DATA LISTING –
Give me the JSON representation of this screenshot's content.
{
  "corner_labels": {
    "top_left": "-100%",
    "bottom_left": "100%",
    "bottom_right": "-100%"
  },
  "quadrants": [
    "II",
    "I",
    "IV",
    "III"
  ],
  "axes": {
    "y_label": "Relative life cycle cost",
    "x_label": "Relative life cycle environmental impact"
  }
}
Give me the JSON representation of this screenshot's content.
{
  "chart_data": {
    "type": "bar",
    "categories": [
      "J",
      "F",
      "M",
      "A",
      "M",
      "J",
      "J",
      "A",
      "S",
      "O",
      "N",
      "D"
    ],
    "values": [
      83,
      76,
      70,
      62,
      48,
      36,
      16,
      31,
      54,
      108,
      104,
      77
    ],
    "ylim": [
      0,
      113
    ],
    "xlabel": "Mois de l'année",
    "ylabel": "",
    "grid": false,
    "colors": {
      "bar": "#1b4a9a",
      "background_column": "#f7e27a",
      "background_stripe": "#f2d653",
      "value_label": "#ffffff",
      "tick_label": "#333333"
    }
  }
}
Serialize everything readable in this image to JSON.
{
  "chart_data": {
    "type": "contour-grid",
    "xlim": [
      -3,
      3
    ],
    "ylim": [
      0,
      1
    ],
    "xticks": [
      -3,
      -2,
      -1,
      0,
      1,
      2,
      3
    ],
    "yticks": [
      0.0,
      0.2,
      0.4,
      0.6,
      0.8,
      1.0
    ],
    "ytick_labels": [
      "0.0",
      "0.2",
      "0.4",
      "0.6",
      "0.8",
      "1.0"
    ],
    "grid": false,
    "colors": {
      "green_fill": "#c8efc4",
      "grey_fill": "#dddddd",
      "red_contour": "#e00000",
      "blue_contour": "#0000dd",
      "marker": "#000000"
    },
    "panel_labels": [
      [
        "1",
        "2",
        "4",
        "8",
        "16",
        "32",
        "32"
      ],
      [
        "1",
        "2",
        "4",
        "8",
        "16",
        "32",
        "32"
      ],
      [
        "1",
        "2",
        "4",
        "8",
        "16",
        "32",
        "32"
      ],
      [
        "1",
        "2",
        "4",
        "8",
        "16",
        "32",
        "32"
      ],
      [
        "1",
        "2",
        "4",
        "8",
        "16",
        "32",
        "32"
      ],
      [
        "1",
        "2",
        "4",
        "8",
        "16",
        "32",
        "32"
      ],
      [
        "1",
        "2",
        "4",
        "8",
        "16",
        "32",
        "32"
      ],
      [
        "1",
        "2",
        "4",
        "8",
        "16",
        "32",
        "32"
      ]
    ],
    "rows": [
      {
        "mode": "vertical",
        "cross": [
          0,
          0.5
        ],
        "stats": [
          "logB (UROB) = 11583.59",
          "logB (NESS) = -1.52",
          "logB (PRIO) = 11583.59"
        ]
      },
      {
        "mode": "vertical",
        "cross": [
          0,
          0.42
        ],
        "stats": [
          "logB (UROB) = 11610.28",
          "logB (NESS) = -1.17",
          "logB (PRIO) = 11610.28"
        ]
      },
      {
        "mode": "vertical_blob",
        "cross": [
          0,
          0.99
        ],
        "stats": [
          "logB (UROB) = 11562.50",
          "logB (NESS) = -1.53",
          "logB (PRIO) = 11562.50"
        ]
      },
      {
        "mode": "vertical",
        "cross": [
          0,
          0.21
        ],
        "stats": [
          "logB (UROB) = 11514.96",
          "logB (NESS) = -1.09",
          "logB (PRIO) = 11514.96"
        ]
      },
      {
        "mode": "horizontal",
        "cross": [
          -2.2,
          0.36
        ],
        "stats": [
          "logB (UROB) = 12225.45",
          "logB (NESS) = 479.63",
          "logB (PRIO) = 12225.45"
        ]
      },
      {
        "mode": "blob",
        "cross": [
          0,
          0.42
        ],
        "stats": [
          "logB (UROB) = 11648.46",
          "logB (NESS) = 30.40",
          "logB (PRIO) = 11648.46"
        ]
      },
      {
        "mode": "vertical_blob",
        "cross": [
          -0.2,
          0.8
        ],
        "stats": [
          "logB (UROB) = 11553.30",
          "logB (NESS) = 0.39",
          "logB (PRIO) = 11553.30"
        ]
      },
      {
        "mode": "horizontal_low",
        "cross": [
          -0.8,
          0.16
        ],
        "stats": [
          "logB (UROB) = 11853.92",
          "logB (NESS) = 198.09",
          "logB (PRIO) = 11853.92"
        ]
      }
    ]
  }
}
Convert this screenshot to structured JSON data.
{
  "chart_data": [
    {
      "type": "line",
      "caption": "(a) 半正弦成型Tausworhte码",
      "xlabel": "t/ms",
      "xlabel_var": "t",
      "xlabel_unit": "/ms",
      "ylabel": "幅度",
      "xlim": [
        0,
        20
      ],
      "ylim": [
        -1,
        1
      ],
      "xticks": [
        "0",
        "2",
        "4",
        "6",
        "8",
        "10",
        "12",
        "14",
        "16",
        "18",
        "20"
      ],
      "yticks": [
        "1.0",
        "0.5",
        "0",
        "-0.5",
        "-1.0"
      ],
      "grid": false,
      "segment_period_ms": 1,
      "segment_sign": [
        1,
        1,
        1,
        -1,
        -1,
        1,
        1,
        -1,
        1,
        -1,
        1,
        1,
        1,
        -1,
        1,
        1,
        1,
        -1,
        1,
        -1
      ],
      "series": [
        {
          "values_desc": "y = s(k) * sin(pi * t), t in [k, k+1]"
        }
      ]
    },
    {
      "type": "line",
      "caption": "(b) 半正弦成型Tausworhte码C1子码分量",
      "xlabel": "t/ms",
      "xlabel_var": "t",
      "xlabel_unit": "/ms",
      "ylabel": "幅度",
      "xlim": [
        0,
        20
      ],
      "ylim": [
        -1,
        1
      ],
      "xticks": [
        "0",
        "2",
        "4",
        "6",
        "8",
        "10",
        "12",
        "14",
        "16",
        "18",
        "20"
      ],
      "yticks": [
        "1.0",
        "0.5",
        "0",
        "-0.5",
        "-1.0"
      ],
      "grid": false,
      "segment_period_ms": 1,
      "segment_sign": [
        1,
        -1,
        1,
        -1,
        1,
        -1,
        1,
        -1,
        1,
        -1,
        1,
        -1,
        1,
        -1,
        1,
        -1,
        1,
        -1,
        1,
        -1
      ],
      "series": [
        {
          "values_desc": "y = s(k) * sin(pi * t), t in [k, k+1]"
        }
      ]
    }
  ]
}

WORK TO BE COMPLETED – Give the listing above again, word for word.

CORRECT RESULT –
Give me the JSON representation of this screenshot's content.
{
  "corner_labels": {
    "top_left": "-100%",
    "bottom_left": "100%",
    "bottom_right": "-100%"
  },
  "quadrants": [
    "II",
    "I",
    "IV",
    "III"
  ],
  "axes": {
    "y_label": "Relative life cycle cost",
    "x_label": "Relative life cycle environmental impact"
  }
}
Give me the JSON representation of this screenshot's content.
{
  "chart_data": {
    "type": "bar",
    "categories": [
      "J",
      "F",
      "M",
      "A",
      "M",
      "J",
      "J",
      "A",
      "S",
      "O",
      "N",
      "D"
    ],
    "values": [
      83,
      76,
      70,
      62,
      48,
      36,
      16,
      31,
      54,
      108,
      104,
      77
    ],
    "ylim": [
      0,
      113
    ],
    "xlabel": "Mois de l'année",
    "ylabel": "",
    "grid": false,
    "colors": {
      "bar": "#1b4a9a",
      "background_column": "#f7e27a",
      "background_stripe": "#f2d653",
      "value_label": "#ffffff",
      "tick_label": "#333333"
    }
  }
}
Serialize everything readable in this image to JSON.
{
  "chart_data": {
    "type": "contour-grid",
    "xlim": [
      -3,
      3
    ],
    "ylim": [
      0,
      1
    ],
    "xticks": [
      -3,
      -2,
      -1,
      0,
      1,
      2,
      3
    ],
    "yticks": [
      0.0,
      0.2,
      0.4,
      0.6,
      0.8,
      1.0
    ],
    "ytick_labels": [
      "0.0",
      "0.2",
      "0.4",
      "0.6",
      "0.8",
      "1.0"
    ],
    "grid": false,
    "colors": {
      "green_fill": "#c8efc4",
      "grey_fill": "#dddddd",
      "red_contour": "#e00000",
      "blue_contour": "#0000dd",
      "marker": "#000000"
    },
    "panel_labels": [
      [
        "1",
        "2",
        "4",
        "8",
        "16",
        "32",
        "32"
      ],
      [
        "1",
        "2",
        "4",
        "8",
        "16",
        "32",
        "32"
      ],
      [
        "1",
        "2",
        "4",
        "8",
        "16",
        "32",
        "32"
      ],
      [
        "1",
        "2",
        "4",
        "8",
        "16",
        "32",
        "32"
      ],
      [
        "1",
        "2",
        "4",
        "8",
        "16",
        "32",
        "32"
      ],
      [
        "1",
        "2",
        "4",
        "8",
        "16",
        "32",
        "32"
      ],
      [
        "1",
        "2",
        "4",
        "8",
        "16",
        "32",
        "32"
      ],
      [
        "1",
        "2",
        "4",
        "8",
        "16",
        "32",
        "32"
      ]
    ],
    "rows": [
      {
        "mode": "vertical",
        "cross": [
          0,
          0.5
        ],
        "stats": [
          "logB (UROB) = 11583.59",
          "logB (NESS) = -1.52",
          "logB (PRIO) = 11583.59"
        ]
      },
      {
        "mode": "vertical",
        "cross": [
          0,
          0.42
        ],
        "stats": [
          "logB (UROB) = 11610.28",
          "logB (NESS) = -1.17",
          "logB (PRIO) = 11610.28"
        ]
      },
      {
        "mode": "vertical_blob",
        "cross": [
          0,
          0.99
        ],
        "stats": [
          "logB (UROB) = 11562.50",
          "logB (NESS) = -1.53",
          "logB (PRIO) = 11562.50"
        ]
      },
      {
        "mode": "vertical",
        "cross": [
          0,
          0.21
        ],
        "stats": [
          "logB (UROB) = 11514.96",
          "logB (NESS) = -1.09",
          "logB (PRIO) = 11514.96"
        ]
      },
      {
        "mode": "horizontal",
        "cross": [
          -2.2,
          0.36
        ],
        "stats": [
          "logB (UROB) = 12225.45",
          "logB (NESS) = 479.63",
          "logB (PRIO) = 12225.45"
        ]
      },
      {
        "mode": "blob",
        "cross": [
          0,
          0.42
        ],
        "stats": [
          "logB (UROB) = 11648.46",
          "logB (NESS) = 30.40",
          "logB (PRIO) = 11648.46"
        ]
      },
      {
        "mode": "vertical_blob",
        "cross": [
          -0.2,
          0.8
        ],
        "stats": [
          "logB (UROB) = 11553.30",
          "logB (NESS) = 0.39",
          "logB (PRIO) = 11553.30"
        ]
      },
      {
        "mode": "horizontal_low",
        "cross": [
          -0.8,
          0.16
        ],
        "stats": [
          "logB (UROB) = 11853.92",
          "logB (NESS) = 198.09",
          "logB (PRIO) = 11853.92"
        ]
      }
    ]
  }
}
Convert this screenshot to structured JSON data.
{
  "chart_data": [
    {
      "type": "line",
      "caption": "(a) 半正弦成型Tausworhte码",
      "xlabel": "t/ms",
      "xlabel_var": "t",
      "xlabel_unit": "/ms",
      "ylabel": "幅度",
      "xlim": [
        0,
        20
      ],
      "ylim": [
        -1,
        1
      ],
      "xticks": [
        "0",
        "2",
        "4",
        "6",
        "8",
        "10",
        "12",
        "14",
        "16",
        "18",
        "20"
      ],
      "yticks": [
        "1.0",
        "0.5",
        "0",
        "-0.5",
        "-1.0"
      ],
      "grid": false,
      "segment_period_ms": 1,
      "segment_sign": [
        1,
        1,
        1,
        -1,
        -1,
        1,
        1,
        -1,
        1,
        -1,
        1,
        1,
        1,
        -1,
        1,
        1,
        1,
        -1,
        1,
        -1
      ],
      "series": [
        {
          "values_desc": "y = s(k) * sin(pi * t), t in [k, k+1]"
        }
      ]
    },
    {
      "type": "line",
      "caption": "(b) 半正弦成型Tausworhte码C1子码分量",
      "xlabel": "t/ms",
      "xlabel_var": "t",
      "xlabel_unit": "/ms",
      "ylabel": "幅度",
      "xlim": [
        0,
        20
      ],
      "ylim": [
        -1,
        1
      ],
      "xticks": [
        "0",
        "2",
        "4",
        "6",
        "8",
        "10",
        "12",
        "14",
        "16",
        "18",
        "20"
      ],
      "yticks": [
        "1.0",
        "0.5",
        "0",
        "-0.5",
        "-1.0"
      ],
      "grid": false,
      "segment_period_ms": 1,
      "segment_sign": [
        1,
        -1,
        1,
        -1,
        1,
        -1,
        1,
        -1,
        1,
        -1,
        1,
        -1,
        1,
        -1,
        1,
        -1,
        1,
        -1,
        1,
        -1
      ],
      "series": [
        {
          "values_desc": "y = s(k) * sin(pi * t), t in [k, k+1]"
        }
      ]
    }
  ]
}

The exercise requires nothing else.